>> begin
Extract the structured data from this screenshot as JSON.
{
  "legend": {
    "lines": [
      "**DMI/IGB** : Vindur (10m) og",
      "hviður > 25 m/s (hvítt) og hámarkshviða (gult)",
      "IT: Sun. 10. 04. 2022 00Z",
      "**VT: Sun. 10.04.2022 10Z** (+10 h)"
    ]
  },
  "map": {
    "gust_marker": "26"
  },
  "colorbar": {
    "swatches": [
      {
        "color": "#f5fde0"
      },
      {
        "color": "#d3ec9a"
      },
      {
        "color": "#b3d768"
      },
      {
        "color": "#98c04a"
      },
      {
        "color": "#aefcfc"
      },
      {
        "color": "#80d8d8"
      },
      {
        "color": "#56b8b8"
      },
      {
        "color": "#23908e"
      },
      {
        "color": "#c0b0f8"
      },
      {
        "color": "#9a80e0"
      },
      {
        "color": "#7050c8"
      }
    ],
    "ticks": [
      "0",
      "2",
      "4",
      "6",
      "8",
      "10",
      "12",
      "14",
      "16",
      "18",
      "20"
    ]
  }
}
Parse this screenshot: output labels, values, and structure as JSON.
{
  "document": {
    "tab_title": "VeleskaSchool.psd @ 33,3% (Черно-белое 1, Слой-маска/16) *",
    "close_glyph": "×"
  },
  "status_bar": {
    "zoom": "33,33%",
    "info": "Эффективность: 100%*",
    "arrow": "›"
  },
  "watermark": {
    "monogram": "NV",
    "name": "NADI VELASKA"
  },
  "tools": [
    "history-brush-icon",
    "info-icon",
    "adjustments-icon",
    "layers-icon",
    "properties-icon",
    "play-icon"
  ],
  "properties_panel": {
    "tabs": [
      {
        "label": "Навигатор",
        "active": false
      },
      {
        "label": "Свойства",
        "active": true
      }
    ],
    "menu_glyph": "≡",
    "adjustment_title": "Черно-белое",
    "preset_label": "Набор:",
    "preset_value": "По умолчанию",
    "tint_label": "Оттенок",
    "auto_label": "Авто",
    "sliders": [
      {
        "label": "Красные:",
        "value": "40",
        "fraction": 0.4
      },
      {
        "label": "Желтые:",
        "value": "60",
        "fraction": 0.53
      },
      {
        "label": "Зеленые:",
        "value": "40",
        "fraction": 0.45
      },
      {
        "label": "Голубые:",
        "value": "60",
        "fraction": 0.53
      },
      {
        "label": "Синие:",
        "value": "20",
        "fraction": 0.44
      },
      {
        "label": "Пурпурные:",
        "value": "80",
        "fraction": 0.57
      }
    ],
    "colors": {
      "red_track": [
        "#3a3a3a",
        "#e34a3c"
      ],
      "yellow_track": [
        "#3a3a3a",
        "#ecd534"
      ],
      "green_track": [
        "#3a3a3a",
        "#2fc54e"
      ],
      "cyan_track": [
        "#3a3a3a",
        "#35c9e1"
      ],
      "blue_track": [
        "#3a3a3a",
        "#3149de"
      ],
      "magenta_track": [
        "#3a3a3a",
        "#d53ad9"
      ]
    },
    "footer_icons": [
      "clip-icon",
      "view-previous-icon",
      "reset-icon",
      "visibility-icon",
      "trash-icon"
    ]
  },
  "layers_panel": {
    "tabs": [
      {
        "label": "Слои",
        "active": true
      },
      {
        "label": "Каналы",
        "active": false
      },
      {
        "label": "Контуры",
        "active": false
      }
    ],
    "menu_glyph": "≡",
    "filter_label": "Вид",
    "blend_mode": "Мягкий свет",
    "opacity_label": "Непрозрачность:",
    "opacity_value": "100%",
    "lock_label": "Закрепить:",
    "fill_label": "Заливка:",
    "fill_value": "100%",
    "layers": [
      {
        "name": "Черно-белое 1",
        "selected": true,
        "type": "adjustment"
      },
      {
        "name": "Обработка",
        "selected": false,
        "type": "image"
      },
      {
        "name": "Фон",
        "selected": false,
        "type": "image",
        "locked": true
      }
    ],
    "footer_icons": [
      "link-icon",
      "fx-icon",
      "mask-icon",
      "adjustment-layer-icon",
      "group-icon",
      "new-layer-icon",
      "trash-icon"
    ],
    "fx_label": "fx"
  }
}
>> end
> **DIRECTIVE**
Each line holding "fraction" must be found and copied.

> **SOLVED PROBLEM**
        "fraction": 0.4
        "fraction": 0.53
        "fraction": 0.45
        "fraction": 0.53
        "fraction": 0.44
        "fraction": 0.57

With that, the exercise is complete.